- **DIRECTION**: Check each line of the listing for the string "Custom", count the lines that have it, and answer with that number only.

- **Stored dataset items**:
┏━━

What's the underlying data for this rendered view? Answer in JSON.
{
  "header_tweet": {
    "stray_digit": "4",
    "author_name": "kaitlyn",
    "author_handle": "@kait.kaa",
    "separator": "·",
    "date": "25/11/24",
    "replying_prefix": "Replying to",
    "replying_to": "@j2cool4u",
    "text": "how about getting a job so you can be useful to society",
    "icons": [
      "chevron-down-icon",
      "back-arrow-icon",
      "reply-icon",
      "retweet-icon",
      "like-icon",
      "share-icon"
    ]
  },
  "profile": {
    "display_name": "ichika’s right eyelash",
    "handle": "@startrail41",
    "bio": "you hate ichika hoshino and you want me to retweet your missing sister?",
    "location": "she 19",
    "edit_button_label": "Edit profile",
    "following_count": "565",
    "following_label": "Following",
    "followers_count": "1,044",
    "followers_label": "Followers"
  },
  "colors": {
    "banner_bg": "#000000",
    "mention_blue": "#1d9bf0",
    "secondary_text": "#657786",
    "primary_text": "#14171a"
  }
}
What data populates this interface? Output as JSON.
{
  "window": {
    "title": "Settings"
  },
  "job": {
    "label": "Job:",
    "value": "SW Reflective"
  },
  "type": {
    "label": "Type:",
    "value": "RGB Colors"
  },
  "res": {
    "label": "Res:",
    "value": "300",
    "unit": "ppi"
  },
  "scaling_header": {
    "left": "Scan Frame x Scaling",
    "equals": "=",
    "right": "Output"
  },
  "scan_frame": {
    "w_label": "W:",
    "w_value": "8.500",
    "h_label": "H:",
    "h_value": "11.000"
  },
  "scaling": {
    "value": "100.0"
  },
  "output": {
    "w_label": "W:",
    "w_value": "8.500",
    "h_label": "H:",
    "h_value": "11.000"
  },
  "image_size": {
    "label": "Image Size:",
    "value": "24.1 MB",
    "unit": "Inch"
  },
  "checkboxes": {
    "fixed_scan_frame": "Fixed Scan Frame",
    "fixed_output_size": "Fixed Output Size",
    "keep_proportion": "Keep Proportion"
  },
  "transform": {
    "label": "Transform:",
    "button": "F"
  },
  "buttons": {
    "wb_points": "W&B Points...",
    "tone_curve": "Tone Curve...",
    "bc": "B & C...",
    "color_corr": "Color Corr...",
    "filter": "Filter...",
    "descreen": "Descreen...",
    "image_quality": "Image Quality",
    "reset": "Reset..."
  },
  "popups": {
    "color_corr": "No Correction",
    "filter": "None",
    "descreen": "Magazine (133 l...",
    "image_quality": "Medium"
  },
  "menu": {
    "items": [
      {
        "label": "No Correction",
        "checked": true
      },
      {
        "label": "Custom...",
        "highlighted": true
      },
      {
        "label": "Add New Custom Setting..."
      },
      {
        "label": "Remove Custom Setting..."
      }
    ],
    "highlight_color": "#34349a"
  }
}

┗━━

- **OUTPUT OF THE TASK**: 3